**Requirement:**
Convert the lines of every record below into a numbered list, omitting any blank lines and leaving the pictures out of the answer.

**Data extract:**
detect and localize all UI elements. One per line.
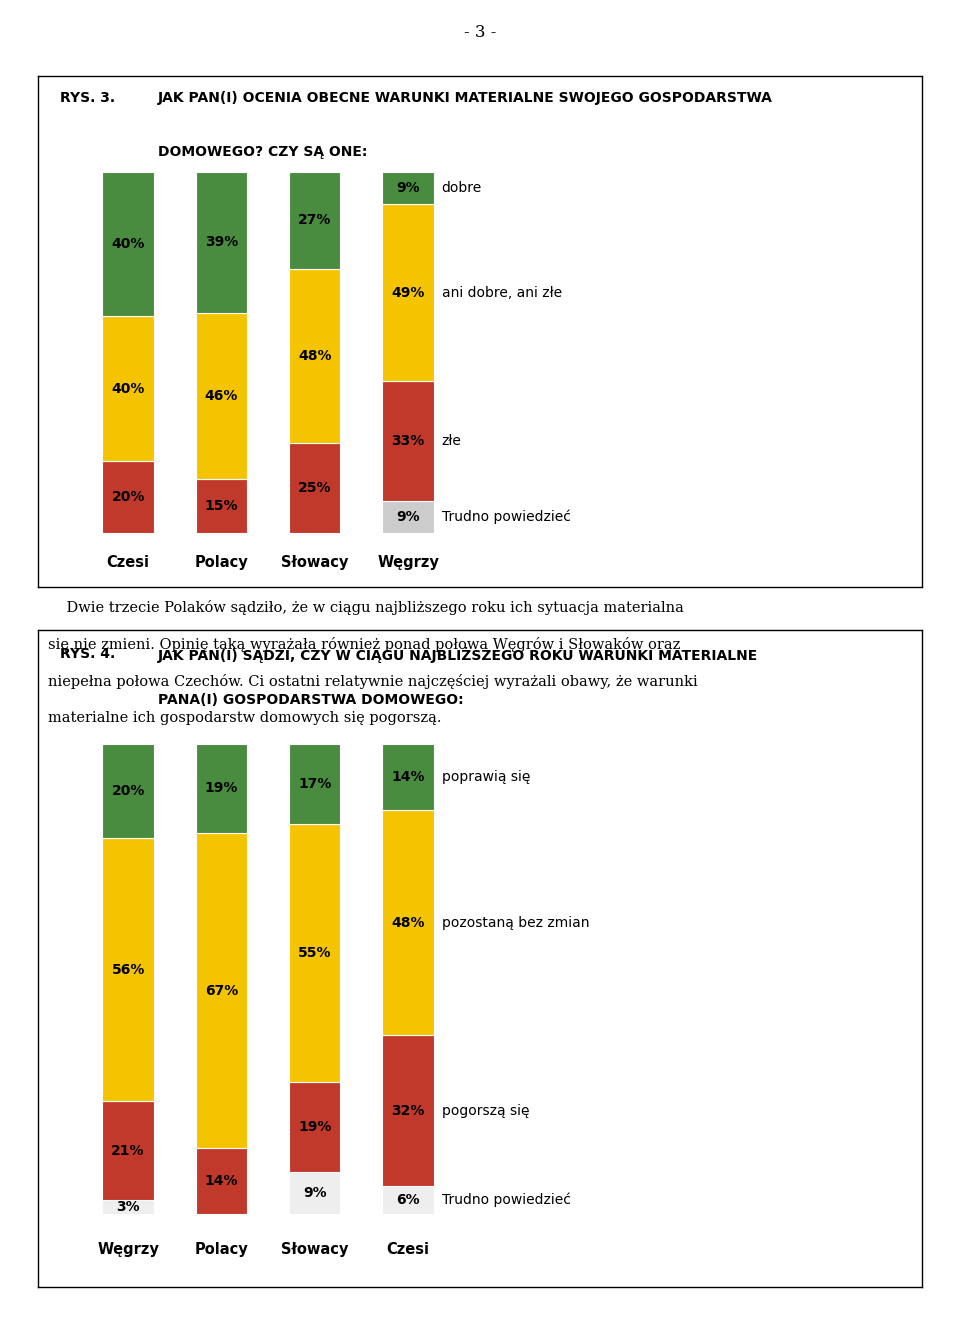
Text: 48%: 48%	[392, 916, 424, 929]
Bar	[382, 1186, 434, 1214]
Text: Trudno powiedzieć: Trudno powiedzieć	[442, 510, 570, 524]
Bar	[382, 743, 434, 809]
Text: złe: złe	[442, 434, 462, 449]
Text: 32%: 32%	[392, 1104, 424, 1117]
Bar	[289, 743, 341, 824]
Bar	[382, 1035, 434, 1186]
Text: 3%: 3%	[116, 1200, 140, 1214]
Bar	[103, 171, 154, 316]
Bar	[289, 1172, 341, 1214]
Bar	[103, 460, 154, 533]
Bar	[103, 837, 154, 1101]
Bar	[196, 313, 247, 479]
Bar	[382, 171, 434, 204]
Bar	[103, 316, 154, 460]
Text: DOMOWEGO? CZY SĄ ONE:: DOMOWEGO? CZY SĄ ONE:	[157, 145, 367, 159]
Text: 17%: 17%	[298, 776, 331, 791]
Bar	[289, 824, 341, 1083]
Text: niepełna połowa Czechów. Ci ostatni relatywnie najczęściej wyrażali obawy, że wa: niepełna połowa Czechów. Ci ostatni rela…	[48, 674, 698, 689]
Text: 48%: 48%	[298, 349, 331, 364]
Text: 20%: 20%	[111, 490, 145, 504]
Text: dobre: dobre	[442, 180, 482, 195]
Text: 20%: 20%	[111, 784, 145, 798]
Text: 9%: 9%	[396, 180, 420, 195]
Text: RYS. 4.: RYS. 4.	[60, 646, 116, 661]
Text: 19%: 19%	[298, 1120, 331, 1135]
Text: PANA(I) GOSPODARSTWA DOMOWEGO:: PANA(I) GOSPODARSTWA DOMOWEGO:	[157, 693, 464, 707]
Bar	[382, 204, 434, 381]
Bar	[382, 381, 434, 500]
Text: RYS. 3.: RYS. 3.	[60, 92, 115, 105]
Bar	[196, 833, 247, 1148]
Text: Trudno powiedzieć: Trudno powiedzieć	[442, 1193, 570, 1208]
Text: JAK PAN(I) SĄDZI, CZY W CIĄGU NAJBLIŻSZEGO ROKU WARUNKI MATERIALNE: JAK PAN(I) SĄDZI, CZY W CIĄGU NAJBLIŻSZE…	[157, 646, 757, 662]
Text: 19%: 19%	[204, 782, 238, 795]
Text: materialne ich gospodarstw domowych się pogorszą.: materialne ich gospodarstw domowych się …	[48, 711, 442, 726]
Text: Węgrzy: Węgrzy	[97, 1242, 159, 1258]
Text: Polacy: Polacy	[195, 1242, 249, 1258]
Text: ani dobre, ani złe: ani dobre, ani złe	[442, 285, 562, 300]
Text: 15%: 15%	[204, 499, 238, 514]
Bar	[289, 269, 341, 443]
Bar	[196, 1148, 247, 1214]
Text: Czesi: Czesi	[387, 1242, 429, 1258]
Bar	[289, 443, 341, 533]
Bar	[103, 1101, 154, 1200]
Bar	[103, 743, 154, 837]
Bar	[196, 171, 247, 313]
Text: Węgrzy: Węgrzy	[377, 555, 439, 571]
Text: 33%: 33%	[392, 434, 424, 449]
Bar	[196, 479, 247, 533]
Text: się nie zmieni. Opinię taką wyrażała również ponad połowa Węgrów i Słowaków oraz: się nie zmieni. Opinię taką wyrażała rów…	[48, 637, 681, 652]
Text: 9%: 9%	[303, 1186, 326, 1200]
Text: 6%: 6%	[396, 1193, 420, 1208]
Text: 55%: 55%	[298, 946, 331, 961]
Text: 56%: 56%	[111, 962, 145, 977]
Bar	[289, 1083, 341, 1172]
Text: 67%: 67%	[204, 983, 238, 998]
Text: 9%: 9%	[396, 510, 420, 524]
Text: 21%: 21%	[111, 1144, 145, 1157]
Bar	[382, 500, 434, 533]
Text: 27%: 27%	[298, 214, 331, 227]
Text: 46%: 46%	[204, 389, 238, 403]
Text: Czesi: Czesi	[107, 555, 150, 571]
Bar	[382, 809, 434, 1035]
Bar	[196, 743, 247, 833]
Text: pogorszą się: pogorszą się	[442, 1104, 529, 1117]
Text: - 3 -: - 3 -	[464, 24, 496, 41]
Text: poprawią się: poprawią się	[442, 770, 530, 784]
Text: Słowacy: Słowacy	[281, 1242, 348, 1258]
Text: 40%: 40%	[111, 238, 145, 251]
Text: 49%: 49%	[392, 285, 424, 300]
Text: 40%: 40%	[111, 382, 145, 395]
Bar	[103, 1200, 154, 1214]
Text: 14%: 14%	[392, 770, 424, 784]
Text: Polacy: Polacy	[195, 555, 249, 571]
Text: 39%: 39%	[204, 235, 238, 249]
Text: Dwie trzecie Polaków sądziło, że w ciągu najbliższego roku ich sytuacja material: Dwie trzecie Polaków sądziło, że w ciągu…	[48, 600, 684, 614]
Bar	[289, 171, 341, 269]
Text: JAK PAN(I) OCENIA OBECNE WARUNKI MATERIALNE SWOJEGO GOSPODARSTWA: JAK PAN(I) OCENIA OBECNE WARUNKI MATERIA…	[157, 92, 773, 105]
Text: 25%: 25%	[298, 482, 331, 495]
Text: pozostaną bez zmian: pozostaną bez zmian	[442, 916, 589, 929]
Text: Słowacy: Słowacy	[281, 555, 348, 571]
Text: 14%: 14%	[204, 1174, 238, 1188]
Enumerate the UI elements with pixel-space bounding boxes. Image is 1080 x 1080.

**Final result:**
1. detect and localize all UI elements. One per line.
2. Text: 48%: 48%	[392, 916, 424, 929]
3. Bar	[382, 1186, 434, 1214]
4. Text: Trudno powiedzieć: Trudno powiedzieć	[442, 510, 570, 524]
5. Bar	[382, 743, 434, 809]
6. Text: złe: złe	[442, 434, 462, 449]
7. Text: 32%: 32%	[392, 1104, 424, 1117]
8. Bar	[289, 743, 341, 824]
9. Bar	[382, 1035, 434, 1186]
10. Text: 3%: 3%	[116, 1200, 140, 1214]
11. Bar	[103, 171, 154, 316]
12. Bar	[289, 1172, 341, 1214]
13. Bar	[103, 460, 154, 533]
14. Bar	[103, 837, 154, 1101]
15. Bar	[196, 313, 247, 479]
16. Bar	[382, 171, 434, 204]
17. Bar	[103, 316, 154, 460]
18. Text: DOMOWEGO? CZY SĄ ONE:: DOMOWEGO? CZY SĄ ONE:	[157, 145, 367, 159]
19. Text: 17%: 17%	[298, 776, 331, 791]
20. Bar	[289, 824, 341, 1083]
21. Text: niepełna połowa Czechów. Ci ostatni relatywnie najczęściej wyrażali obawy, że wa: niepełna połowa Czechów. Ci ostatni rela…	[48, 674, 698, 689]
22. Text: 48%: 48%	[298, 349, 331, 364]
23. Text: 20%: 20%	[111, 490, 145, 504]
24. Text: dobre: dobre	[442, 180, 482, 195]
25. Text: 20%: 20%	[111, 784, 145, 798]
26. Text: 9%: 9%	[396, 180, 420, 195]
27. Text: RYS. 4.: RYS. 4.	[60, 646, 116, 661]
28. Text: 19%: 19%	[298, 1120, 331, 1135]
29. Text: PANA(I) GOSPODARSTWA DOMOWEGO:: PANA(I) GOSPODARSTWA DOMOWEGO:	[157, 693, 464, 707]
30. Bar	[382, 204, 434, 381]
31. Bar	[382, 381, 434, 500]
32. Text: RYS. 3.: RYS. 3.	[60, 92, 115, 105]
33. Bar	[196, 833, 247, 1148]
34. Text: Trudno powiedzieć: Trudno powiedzieć	[442, 1193, 570, 1208]
35. Text: JAK PAN(I) SĄDZI, CZY W CIĄGU NAJBLIŻSZEGO ROKU WARUNKI MATERIALNE: JAK PAN(I) SĄDZI, CZY W CIĄGU NAJBLIŻSZE…	[157, 646, 757, 662]
36. Text: 19%: 19%	[204, 782, 238, 795]
37. Text: materialne ich gospodarstw domowych się pogorszą.: materialne ich gospodarstw domowych się …	[48, 711, 442, 726]
38. Text: Węgrzy: Węgrzy	[97, 1242, 159, 1258]
39. Text: Polacy: Polacy	[195, 1242, 249, 1258]
40. Text: ani dobre, ani złe: ani dobre, ani złe	[442, 285, 562, 300]
41. Text: 15%: 15%	[204, 499, 238, 514]
42. Bar	[289, 269, 341, 443]
43. Bar	[196, 1148, 247, 1214]
44. Text: Czesi: Czesi	[387, 1242, 429, 1258]
45. Bar	[289, 443, 341, 533]
46. Bar	[103, 1101, 154, 1200]
47. Bar	[103, 743, 154, 837]
48. Bar	[196, 171, 247, 313]
49. Text: Węgrzy: Węgrzy	[377, 555, 439, 571]
50. Text: 33%: 33%	[392, 434, 424, 449]
51. Bar	[196, 479, 247, 533]
52. Text: się nie zmieni. Opinię taką wyrażała również ponad połowa Węgrów i Słowaków oraz: się nie zmieni. Opinię taką wyrażała rów…	[48, 637, 681, 652]
53. Text: 9%: 9%	[303, 1186, 326, 1200]
54. Text: 6%: 6%	[396, 1193, 420, 1208]
55. Text: 55%: 55%	[298, 946, 331, 961]
56. Text: 56%: 56%	[111, 962, 145, 977]
57. Bar	[289, 1083, 341, 1172]
58. Text: 67%: 67%	[204, 983, 238, 998]
59. Text: 9%: 9%	[396, 510, 420, 524]
60. Text: 21%: 21%	[111, 1144, 145, 1157]
61. Bar	[382, 500, 434, 533]
62. Text: 27%: 27%	[298, 214, 331, 227]
63. Text: 46%: 46%	[204, 389, 238, 403]
64. Text: Czesi: Czesi	[107, 555, 150, 571]
65. Bar	[382, 809, 434, 1035]
66. Bar	[196, 743, 247, 833]
67. Text: pogorszą się: pogorszą się	[442, 1104, 529, 1117]
68. Text: - 3 -: - 3 -	[464, 24, 496, 41]
69. Text: poprawią się: poprawią się	[442, 770, 530, 784]
70. Text: Słowacy: Słowacy	[281, 1242, 348, 1258]
71. Text: 40%: 40%	[111, 238, 145, 251]
72. Text: 49%: 49%	[392, 285, 424, 300]
73. Text: 40%: 40%	[111, 382, 145, 395]
74. Bar	[103, 1200, 154, 1214]
75. Text: 14%: 14%	[392, 770, 424, 784]
76. Text: Polacy: Polacy	[195, 555, 249, 571]
77. Text: 39%: 39%	[204, 235, 238, 249]
78. Text: Dwie trzecie Polaków sądziło, że w ciągu najbliższego roku ich sytuacja material: Dwie trzecie Polaków sądziło, że w ciągu…	[48, 600, 684, 614]
79. Bar	[289, 171, 341, 269]
80. Text: JAK PAN(I) OCENIA OBECNE WARUNKI MATERIALNE SWOJEGO GOSPODARSTWA: JAK PAN(I) OCENIA OBECNE WARUNKI MATERIA…	[157, 92, 773, 105]
81. Text: 25%: 25%	[298, 482, 331, 495]
82. Text: pozostaną bez zmian: pozostaną bez zmian	[442, 916, 589, 929]
83. Text: Słowacy: Słowacy	[281, 555, 348, 571]
84. Text: 14%: 14%	[204, 1174, 238, 1188]
85. Enumerate the UI elements with pixel-space bounding boxes. Image is 1080 x 1080.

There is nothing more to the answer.